## Exercise requirements:
What is the number of lines in these entries that contain "nwater"? State it alone.

## Task material:
'''

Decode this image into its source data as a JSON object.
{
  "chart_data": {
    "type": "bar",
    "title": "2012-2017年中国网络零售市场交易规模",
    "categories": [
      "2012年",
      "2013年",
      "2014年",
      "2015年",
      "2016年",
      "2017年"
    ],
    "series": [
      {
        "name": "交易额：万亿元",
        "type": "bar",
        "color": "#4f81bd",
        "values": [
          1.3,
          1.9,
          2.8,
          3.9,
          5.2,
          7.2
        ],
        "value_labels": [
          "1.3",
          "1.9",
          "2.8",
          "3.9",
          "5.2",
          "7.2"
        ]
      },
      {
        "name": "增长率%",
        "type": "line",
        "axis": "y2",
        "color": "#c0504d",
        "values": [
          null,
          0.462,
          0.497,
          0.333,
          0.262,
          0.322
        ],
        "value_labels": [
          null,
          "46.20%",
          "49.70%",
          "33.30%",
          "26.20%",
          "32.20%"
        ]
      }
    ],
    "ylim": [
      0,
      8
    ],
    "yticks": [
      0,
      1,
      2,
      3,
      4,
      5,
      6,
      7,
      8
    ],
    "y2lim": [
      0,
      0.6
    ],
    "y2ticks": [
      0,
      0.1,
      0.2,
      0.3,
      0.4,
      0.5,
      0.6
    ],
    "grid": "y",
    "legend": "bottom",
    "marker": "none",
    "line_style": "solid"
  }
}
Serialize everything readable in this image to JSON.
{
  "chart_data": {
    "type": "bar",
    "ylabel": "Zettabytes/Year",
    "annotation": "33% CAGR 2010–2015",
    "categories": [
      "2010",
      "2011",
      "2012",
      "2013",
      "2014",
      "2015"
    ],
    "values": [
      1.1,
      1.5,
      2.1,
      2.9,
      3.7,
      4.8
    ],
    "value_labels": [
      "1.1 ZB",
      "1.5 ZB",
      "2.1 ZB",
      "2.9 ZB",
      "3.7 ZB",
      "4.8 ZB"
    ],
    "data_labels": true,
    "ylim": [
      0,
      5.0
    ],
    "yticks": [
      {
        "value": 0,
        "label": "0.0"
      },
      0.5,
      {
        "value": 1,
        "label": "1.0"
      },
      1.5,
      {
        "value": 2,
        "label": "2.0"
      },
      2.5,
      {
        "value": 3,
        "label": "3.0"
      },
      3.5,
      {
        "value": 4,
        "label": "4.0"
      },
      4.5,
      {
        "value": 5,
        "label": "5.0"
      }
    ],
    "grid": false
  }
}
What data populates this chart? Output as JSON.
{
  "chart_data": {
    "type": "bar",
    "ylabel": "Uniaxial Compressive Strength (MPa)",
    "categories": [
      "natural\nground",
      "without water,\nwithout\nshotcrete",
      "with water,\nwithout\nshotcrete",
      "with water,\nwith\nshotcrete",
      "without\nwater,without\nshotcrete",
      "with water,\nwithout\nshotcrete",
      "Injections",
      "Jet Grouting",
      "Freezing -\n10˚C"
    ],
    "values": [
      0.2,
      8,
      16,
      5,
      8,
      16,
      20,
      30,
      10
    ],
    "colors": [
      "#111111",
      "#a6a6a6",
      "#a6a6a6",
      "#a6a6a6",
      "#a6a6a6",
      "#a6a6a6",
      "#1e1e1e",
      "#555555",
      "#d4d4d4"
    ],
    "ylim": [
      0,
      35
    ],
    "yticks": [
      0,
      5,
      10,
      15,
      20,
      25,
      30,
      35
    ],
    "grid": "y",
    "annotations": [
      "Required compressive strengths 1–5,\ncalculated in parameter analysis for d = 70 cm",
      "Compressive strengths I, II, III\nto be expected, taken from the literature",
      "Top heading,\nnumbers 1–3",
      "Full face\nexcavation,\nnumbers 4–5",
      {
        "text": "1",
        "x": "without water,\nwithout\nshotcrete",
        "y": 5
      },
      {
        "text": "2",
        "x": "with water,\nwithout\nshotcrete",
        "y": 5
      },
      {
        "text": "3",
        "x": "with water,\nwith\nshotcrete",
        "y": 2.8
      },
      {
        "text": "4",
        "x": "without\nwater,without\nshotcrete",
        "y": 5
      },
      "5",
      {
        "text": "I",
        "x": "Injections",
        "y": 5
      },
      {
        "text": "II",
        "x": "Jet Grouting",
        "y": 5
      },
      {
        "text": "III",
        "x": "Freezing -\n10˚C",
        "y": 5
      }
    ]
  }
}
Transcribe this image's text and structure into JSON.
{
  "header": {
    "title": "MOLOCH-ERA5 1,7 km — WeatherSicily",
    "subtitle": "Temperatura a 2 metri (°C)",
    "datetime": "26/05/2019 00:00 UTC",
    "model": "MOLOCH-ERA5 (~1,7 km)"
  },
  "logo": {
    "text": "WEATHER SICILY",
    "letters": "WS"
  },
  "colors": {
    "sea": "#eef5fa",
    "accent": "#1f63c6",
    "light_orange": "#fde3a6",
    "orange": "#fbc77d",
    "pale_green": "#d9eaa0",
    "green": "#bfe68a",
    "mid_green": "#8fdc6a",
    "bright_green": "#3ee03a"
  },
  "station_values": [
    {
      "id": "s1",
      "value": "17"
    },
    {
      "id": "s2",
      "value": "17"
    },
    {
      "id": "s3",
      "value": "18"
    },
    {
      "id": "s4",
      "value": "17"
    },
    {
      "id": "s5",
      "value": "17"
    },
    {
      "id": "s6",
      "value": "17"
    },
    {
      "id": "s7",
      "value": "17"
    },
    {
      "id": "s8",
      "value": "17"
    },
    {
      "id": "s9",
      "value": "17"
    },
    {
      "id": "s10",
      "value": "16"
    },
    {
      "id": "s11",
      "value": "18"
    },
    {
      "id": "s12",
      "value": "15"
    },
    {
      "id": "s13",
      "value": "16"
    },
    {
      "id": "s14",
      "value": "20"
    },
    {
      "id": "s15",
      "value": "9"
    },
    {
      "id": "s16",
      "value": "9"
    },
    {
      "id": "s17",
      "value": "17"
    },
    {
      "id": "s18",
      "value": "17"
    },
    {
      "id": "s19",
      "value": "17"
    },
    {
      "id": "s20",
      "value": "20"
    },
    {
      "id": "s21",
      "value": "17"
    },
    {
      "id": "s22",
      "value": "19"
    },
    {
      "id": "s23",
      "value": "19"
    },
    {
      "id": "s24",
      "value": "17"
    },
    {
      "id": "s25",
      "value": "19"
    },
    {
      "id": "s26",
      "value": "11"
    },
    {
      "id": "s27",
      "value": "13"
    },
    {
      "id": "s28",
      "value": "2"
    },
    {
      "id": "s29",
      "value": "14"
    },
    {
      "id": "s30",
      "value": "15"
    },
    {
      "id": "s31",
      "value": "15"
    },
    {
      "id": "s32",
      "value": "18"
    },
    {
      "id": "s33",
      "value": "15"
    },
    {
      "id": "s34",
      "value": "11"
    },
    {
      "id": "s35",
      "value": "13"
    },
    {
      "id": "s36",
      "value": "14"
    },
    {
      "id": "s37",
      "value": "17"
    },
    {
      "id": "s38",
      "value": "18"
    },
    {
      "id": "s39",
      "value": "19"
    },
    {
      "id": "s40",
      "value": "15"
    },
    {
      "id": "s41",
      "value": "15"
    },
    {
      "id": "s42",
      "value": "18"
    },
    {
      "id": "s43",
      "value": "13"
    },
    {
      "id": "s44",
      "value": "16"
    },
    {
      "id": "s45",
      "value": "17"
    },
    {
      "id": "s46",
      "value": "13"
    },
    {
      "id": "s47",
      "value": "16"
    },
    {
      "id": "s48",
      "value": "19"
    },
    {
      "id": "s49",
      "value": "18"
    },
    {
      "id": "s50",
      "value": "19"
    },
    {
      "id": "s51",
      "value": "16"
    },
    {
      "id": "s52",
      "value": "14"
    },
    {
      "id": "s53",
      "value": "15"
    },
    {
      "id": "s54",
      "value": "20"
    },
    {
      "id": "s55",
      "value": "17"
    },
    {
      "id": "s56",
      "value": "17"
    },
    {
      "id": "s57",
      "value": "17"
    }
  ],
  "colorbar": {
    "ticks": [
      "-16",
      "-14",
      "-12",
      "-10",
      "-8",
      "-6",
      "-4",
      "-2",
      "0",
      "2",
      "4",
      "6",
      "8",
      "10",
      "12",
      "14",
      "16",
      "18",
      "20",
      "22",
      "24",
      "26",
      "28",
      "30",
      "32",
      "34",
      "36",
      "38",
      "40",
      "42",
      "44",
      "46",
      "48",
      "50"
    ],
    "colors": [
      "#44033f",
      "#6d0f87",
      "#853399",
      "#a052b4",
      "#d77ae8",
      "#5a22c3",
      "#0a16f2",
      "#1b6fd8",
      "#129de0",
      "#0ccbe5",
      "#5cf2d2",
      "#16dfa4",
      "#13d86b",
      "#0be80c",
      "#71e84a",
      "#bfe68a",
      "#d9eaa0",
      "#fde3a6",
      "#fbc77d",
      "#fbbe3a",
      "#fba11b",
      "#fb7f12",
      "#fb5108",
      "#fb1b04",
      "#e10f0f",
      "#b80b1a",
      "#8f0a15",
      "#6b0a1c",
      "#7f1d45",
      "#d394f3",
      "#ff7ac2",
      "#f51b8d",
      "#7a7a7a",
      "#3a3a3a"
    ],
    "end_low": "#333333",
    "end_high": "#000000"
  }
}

'''

## Full output:
2